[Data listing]
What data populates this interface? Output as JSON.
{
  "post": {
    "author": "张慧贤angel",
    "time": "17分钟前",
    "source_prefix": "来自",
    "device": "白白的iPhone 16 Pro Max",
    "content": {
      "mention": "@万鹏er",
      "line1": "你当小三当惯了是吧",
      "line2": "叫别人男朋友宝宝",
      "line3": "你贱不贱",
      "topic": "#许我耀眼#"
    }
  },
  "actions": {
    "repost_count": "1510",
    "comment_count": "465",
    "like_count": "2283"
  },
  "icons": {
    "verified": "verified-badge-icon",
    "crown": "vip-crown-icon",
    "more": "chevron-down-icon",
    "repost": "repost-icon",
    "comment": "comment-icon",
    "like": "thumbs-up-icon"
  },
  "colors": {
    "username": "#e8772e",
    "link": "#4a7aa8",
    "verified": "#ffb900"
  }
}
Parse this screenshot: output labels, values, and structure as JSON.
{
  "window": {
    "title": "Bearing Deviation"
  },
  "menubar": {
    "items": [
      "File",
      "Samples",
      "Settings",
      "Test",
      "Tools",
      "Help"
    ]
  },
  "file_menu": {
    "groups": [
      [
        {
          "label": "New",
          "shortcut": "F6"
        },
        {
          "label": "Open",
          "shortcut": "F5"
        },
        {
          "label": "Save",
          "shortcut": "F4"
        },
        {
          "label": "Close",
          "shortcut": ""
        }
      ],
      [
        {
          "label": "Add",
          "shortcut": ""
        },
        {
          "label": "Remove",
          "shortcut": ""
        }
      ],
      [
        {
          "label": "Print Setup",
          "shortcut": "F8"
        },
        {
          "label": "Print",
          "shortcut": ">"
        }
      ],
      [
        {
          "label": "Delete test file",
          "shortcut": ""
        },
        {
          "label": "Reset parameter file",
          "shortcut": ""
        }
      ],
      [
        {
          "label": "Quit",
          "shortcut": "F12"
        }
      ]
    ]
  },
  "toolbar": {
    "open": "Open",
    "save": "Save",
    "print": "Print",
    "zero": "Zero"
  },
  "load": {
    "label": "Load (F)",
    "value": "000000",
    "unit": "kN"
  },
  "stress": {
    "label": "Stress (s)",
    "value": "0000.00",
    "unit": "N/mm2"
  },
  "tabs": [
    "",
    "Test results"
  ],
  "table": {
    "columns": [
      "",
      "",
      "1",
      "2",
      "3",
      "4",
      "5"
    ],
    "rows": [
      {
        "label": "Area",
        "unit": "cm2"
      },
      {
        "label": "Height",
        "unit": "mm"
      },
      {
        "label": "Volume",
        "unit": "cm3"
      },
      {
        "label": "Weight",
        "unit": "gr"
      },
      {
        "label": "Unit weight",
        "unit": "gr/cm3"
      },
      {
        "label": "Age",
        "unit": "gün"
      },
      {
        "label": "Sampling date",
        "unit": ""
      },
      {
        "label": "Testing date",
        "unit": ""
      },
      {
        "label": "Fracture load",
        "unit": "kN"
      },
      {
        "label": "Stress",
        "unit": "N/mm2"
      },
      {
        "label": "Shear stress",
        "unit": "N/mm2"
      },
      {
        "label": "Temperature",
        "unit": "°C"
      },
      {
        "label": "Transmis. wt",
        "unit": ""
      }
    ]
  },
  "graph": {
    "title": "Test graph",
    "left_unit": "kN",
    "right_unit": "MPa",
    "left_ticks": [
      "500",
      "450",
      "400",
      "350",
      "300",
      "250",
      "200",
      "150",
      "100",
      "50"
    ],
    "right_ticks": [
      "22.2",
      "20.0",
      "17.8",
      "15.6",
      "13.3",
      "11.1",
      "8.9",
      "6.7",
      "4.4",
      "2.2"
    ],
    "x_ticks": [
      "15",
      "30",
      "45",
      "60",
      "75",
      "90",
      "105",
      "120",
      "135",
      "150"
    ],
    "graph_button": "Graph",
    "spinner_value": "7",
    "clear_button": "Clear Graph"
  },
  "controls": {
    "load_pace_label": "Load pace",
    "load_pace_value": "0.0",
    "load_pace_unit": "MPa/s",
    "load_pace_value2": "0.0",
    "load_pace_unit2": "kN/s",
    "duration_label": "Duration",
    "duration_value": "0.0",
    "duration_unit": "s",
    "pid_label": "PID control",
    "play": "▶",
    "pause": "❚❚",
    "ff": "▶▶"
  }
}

**Requirements**
Output all of the data again, exactly.

**Written answer**
What data populates this interface? Output as JSON.
{
  "post": {
    "author": "张慧贤angel",
    "time": "17分钟前",
    "source_prefix": "来自",
    "device": "白白的iPhone 16 Pro Max",
    "content": {
      "mention": "@万鹏er",
      "line1": "你当小三当惯了是吧",
      "line2": "叫别人男朋友宝宝",
      "line3": "你贱不贱",
      "topic": "#许我耀眼#"
    }
  },
  "actions": {
    "repost_count": "1510",
    "comment_count": "465",
    "like_count": "2283"
  },
  "icons": {
    "verified": "verified-badge-icon",
    "crown": "vip-crown-icon",
    "more": "chevron-down-icon",
    "repost": "repost-icon",
    "comment": "comment-icon",
    "like": "thumbs-up-icon"
  },
  "colors": {
    "username": "#e8772e",
    "link": "#4a7aa8",
    "verified": "#ffb900"
  }
}
Parse this screenshot: output labels, values, and structure as JSON.
{
  "window": {
    "title": "Bearing Deviation"
  },
  "menubar": {
    "items": [
      "File",
      "Samples",
      "Settings",
      "Test",
      "Tools",
      "Help"
    ]
  },
  "file_menu": {
    "groups": [
      [
        {
          "label": "New",
          "shortcut": "F6"
        },
        {
          "label": "Open",
          "shortcut": "F5"
        },
        {
          "label": "Save",
          "shortcut": "F4"
        },
        {
          "label": "Close",
          "shortcut": ""
        }
      ],
      [
        {
          "label": "Add",
          "shortcut": ""
        },
        {
          "label": "Remove",
          "shortcut": ""
        }
      ],
      [
        {
          "label": "Print Setup",
          "shortcut": "F8"
        },
        {
          "label": "Print",
          "shortcut": ">"
        }
      ],
      [
        {
          "label": "Delete test file",
          "shortcut": ""
        },
        {
          "label": "Reset parameter file",
          "shortcut": ""
        }
      ],
      [
        {
          "label": "Quit",
          "shortcut": "F12"
        }
      ]
    ]
  },
  "toolbar": {
    "open": "Open",
    "save": "Save",
    "print": "Print",
    "zero": "Zero"
  },
  "load": {
    "label": "Load (F)",
    "value": "000000",
    "unit": "kN"
  },
  "stress": {
    "label": "Stress (s)",
    "value": "0000.00",
    "unit": "N/mm2"
  },
  "tabs": [
    "",
    "Test results"
  ],
  "table": {
    "columns": [
      "",
      "",
      "1",
      "2",
      "3",
      "4",
      "5"
    ],
    "rows": [
      {
        "label": "Area",
        "unit": "cm2"
      },
      {
        "label": "Height",
        "unit": "mm"
      },
      {
        "label": "Volume",
        "unit": "cm3"
      },
      {
        "label": "Weight",
        "unit": "gr"
      },
      {
        "label": "Unit weight",
        "unit": "gr/cm3"
      },
      {
        "label": "Age",
        "unit": "gün"
      },
      {
        "label": "Sampling date",
        "unit": ""
      },
      {
        "label": "Testing date",
        "unit": ""
      },
      {
        "label": "Fracture load",
        "unit": "kN"
      },
      {
        "label": "Stress",
        "unit": "N/mm2"
      },
      {
        "label": "Shear stress",
        "unit": "N/mm2"
      },
      {
        "label": "Temperature",
        "unit": "°C"
      },
      {
        "label": "Transmis. wt",
        "unit": ""
      }
    ]
  },
  "graph": {
    "title": "Test graph",
    "left_unit": "kN",
    "right_unit": "MPa",
    "left_ticks": [
      "500",
      "450",
      "400",
      "350",
      "300",
      "250",
      "200",
      "150",
      "100",
      "50"
    ],
    "right_ticks": [
      "22.2",
      "20.0",
      "17.8",
      "15.6",
      "13.3",
      "11.1",
      "8.9",
      "6.7",
      "4.4",
      "2.2"
    ],
    "x_ticks": [
      "15",
      "30",
      "45",
      "60",
      "75",
      "90",
      "105",
      "120",
      "135",
      "150"
    ],
    "graph_button": "Graph",
    "spinner_value": "7",
    "clear_button": "Clear Graph"
  },
  "controls": {
    "load_pace_label": "Load pace",
    "load_pace_value": "0.0",
    "load_pace_unit": "MPa/s",
    "load_pace_value2": "0.0",
    "load_pace_unit2": "kN/s",
    "duration_label": "Duration",
    "duration_value": "0.0",
    "duration_unit": "s",
    "pid_label": "PID control",
    "play": "▶",
    "pause": "❚❚",
    "ff": "▶▶"
  }
}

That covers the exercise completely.